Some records
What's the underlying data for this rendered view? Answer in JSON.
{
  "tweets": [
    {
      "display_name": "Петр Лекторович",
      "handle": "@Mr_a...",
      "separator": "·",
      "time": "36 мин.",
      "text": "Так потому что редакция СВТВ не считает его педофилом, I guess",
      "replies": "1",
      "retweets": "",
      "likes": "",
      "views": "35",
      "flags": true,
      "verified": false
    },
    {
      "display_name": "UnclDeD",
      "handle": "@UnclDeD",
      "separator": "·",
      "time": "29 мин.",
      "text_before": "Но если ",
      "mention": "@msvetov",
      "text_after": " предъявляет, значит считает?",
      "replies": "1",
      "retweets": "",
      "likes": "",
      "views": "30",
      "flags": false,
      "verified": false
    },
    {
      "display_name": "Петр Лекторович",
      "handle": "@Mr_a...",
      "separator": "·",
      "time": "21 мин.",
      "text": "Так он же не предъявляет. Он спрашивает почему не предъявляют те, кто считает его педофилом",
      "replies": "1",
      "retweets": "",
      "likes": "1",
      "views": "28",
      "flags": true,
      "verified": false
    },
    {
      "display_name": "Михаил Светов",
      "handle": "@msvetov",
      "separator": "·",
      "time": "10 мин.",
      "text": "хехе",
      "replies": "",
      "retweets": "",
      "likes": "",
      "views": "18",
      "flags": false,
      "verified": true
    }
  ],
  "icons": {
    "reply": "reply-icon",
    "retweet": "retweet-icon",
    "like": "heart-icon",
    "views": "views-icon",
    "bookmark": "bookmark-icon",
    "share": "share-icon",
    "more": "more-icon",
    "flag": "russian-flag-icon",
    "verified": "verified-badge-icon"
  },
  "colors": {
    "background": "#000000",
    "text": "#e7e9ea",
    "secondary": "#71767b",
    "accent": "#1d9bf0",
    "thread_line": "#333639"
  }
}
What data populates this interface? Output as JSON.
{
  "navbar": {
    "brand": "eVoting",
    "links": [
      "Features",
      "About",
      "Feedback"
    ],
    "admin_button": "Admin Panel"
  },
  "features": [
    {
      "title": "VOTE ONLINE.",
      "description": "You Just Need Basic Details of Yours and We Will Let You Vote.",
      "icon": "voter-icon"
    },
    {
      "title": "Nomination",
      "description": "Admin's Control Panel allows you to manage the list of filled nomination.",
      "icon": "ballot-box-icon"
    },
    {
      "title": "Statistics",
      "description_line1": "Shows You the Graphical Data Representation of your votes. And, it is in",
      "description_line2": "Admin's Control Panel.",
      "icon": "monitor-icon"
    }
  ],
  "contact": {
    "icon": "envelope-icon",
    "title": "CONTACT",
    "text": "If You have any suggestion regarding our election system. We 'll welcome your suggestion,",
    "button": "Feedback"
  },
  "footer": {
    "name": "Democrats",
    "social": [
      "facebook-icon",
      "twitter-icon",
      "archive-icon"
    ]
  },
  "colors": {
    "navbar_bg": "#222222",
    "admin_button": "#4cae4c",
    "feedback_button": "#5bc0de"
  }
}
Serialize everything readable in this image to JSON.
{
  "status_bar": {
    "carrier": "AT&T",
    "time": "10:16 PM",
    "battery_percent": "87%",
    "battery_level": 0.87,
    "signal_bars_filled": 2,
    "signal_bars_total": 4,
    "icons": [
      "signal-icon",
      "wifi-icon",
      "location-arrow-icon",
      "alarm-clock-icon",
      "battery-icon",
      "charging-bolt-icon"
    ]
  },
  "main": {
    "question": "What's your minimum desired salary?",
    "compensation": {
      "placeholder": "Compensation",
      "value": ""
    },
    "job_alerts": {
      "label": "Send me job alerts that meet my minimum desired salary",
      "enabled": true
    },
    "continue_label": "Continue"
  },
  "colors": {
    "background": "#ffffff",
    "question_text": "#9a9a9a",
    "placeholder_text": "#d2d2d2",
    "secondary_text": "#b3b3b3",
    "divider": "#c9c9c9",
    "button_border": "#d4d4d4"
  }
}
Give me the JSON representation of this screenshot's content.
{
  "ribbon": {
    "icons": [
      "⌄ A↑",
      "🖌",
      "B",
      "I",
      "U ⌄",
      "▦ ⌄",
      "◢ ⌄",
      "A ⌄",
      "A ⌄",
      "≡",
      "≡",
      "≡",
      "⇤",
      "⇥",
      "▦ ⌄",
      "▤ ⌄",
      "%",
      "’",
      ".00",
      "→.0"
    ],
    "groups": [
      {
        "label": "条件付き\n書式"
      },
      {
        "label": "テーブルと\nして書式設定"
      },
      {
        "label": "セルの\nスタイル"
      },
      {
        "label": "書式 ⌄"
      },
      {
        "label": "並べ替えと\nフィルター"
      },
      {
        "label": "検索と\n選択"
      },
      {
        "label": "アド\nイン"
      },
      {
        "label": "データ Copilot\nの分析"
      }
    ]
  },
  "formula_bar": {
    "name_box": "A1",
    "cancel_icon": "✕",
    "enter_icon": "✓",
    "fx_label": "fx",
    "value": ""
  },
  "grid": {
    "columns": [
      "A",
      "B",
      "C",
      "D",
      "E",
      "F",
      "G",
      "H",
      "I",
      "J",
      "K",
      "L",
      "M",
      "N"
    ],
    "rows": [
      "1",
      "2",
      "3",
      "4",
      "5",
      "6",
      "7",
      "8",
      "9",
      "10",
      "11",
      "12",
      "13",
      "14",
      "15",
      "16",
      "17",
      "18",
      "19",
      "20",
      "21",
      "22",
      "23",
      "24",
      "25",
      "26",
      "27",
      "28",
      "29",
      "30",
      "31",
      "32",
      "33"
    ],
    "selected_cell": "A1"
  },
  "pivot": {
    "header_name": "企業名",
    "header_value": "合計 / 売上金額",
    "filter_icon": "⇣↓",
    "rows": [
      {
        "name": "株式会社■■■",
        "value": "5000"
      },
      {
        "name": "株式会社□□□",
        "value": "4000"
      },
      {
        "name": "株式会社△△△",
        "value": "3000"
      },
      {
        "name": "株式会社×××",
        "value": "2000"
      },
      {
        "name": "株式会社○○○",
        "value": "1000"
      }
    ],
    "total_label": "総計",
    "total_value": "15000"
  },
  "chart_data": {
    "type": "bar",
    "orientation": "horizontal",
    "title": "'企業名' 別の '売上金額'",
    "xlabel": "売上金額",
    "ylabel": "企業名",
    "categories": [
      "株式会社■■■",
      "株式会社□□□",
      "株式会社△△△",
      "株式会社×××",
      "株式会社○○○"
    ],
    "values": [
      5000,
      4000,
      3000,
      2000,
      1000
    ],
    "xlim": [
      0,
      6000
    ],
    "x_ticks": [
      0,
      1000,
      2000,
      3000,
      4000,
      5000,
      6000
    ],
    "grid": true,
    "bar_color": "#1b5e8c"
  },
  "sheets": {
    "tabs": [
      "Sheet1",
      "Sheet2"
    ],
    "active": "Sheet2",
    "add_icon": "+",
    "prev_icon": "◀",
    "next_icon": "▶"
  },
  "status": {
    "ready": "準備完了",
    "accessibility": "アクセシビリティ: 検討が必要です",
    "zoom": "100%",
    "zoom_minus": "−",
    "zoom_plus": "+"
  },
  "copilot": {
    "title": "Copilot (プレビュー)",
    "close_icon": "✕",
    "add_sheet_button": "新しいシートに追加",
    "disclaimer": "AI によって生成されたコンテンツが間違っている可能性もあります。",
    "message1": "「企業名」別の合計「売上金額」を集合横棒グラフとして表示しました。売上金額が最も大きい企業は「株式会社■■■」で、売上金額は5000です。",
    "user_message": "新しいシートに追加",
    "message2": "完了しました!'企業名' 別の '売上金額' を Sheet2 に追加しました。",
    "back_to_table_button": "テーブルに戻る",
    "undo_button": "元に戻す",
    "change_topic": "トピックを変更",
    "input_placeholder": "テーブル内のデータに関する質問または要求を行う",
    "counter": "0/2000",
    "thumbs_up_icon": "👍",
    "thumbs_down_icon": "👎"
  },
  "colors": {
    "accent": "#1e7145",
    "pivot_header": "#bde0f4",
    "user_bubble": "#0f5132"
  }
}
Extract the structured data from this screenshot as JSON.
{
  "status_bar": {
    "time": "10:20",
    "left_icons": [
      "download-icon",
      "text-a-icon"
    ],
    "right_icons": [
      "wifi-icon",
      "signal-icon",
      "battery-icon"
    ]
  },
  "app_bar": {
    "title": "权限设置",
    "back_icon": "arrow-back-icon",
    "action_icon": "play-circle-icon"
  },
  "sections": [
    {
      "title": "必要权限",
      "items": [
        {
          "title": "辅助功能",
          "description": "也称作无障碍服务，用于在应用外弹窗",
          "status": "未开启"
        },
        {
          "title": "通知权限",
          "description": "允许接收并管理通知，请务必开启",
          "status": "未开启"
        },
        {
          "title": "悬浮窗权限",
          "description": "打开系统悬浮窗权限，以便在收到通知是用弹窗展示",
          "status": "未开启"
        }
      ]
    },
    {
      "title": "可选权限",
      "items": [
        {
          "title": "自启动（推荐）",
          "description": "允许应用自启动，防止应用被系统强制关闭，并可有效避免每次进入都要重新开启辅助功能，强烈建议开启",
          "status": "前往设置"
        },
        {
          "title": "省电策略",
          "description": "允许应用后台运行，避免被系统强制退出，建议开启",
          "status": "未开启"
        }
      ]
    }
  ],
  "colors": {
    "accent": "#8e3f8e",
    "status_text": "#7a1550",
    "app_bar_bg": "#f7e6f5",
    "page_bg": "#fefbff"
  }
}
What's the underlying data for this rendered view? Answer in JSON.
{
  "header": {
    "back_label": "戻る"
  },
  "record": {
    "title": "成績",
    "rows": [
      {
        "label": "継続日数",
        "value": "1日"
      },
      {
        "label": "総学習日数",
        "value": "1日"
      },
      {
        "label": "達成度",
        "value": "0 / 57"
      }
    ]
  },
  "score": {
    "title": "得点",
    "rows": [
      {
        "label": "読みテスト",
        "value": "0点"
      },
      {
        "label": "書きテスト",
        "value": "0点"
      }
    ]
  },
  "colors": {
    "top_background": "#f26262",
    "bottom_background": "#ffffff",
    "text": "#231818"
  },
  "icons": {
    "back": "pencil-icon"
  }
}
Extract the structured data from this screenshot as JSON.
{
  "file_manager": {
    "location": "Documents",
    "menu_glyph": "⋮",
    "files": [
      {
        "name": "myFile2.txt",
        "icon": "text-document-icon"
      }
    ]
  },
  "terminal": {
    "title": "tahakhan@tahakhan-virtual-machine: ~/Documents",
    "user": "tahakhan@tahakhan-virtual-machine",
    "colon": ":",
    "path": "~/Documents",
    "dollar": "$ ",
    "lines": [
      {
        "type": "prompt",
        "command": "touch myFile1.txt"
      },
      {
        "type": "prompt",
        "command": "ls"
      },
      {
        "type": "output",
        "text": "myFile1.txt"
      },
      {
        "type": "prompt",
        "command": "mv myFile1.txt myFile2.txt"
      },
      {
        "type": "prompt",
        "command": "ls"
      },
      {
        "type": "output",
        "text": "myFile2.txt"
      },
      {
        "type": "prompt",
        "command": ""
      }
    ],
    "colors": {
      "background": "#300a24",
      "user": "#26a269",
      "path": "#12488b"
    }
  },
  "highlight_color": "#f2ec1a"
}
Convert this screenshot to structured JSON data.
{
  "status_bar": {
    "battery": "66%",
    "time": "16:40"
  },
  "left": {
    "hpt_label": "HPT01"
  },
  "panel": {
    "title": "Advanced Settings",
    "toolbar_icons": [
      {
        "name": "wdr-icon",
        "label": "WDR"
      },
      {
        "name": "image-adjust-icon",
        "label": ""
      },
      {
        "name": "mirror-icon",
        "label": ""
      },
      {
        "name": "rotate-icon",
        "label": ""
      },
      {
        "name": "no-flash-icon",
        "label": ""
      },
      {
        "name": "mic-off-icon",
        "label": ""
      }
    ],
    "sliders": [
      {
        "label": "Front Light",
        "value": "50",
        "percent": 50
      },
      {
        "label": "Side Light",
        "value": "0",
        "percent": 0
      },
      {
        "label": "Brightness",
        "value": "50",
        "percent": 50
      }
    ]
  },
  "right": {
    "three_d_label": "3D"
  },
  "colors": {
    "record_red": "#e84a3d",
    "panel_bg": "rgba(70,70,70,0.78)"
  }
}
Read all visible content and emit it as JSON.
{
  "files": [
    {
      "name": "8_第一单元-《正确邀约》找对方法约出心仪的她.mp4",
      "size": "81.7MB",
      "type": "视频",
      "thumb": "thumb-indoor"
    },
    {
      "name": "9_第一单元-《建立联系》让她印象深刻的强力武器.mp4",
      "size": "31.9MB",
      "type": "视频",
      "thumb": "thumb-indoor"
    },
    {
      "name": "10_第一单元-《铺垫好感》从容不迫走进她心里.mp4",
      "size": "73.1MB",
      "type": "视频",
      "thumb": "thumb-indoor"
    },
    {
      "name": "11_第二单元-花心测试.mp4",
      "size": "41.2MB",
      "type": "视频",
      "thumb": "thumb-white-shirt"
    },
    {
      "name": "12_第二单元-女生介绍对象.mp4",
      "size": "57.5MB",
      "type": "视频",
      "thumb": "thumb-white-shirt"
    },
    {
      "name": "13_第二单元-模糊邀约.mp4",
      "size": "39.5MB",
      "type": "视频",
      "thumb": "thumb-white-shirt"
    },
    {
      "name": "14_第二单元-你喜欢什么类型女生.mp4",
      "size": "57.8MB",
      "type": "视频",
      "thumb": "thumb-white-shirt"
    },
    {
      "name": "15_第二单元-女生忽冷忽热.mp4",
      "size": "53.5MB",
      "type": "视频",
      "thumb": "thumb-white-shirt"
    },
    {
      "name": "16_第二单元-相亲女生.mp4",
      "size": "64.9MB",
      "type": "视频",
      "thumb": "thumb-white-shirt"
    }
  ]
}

- **What to work on**:
In the records above, locate the lines holding the word "arrow". Copy each of them.

- **The output**:
      "location-arrow-icon",
    "back_icon": "arrow-back-icon",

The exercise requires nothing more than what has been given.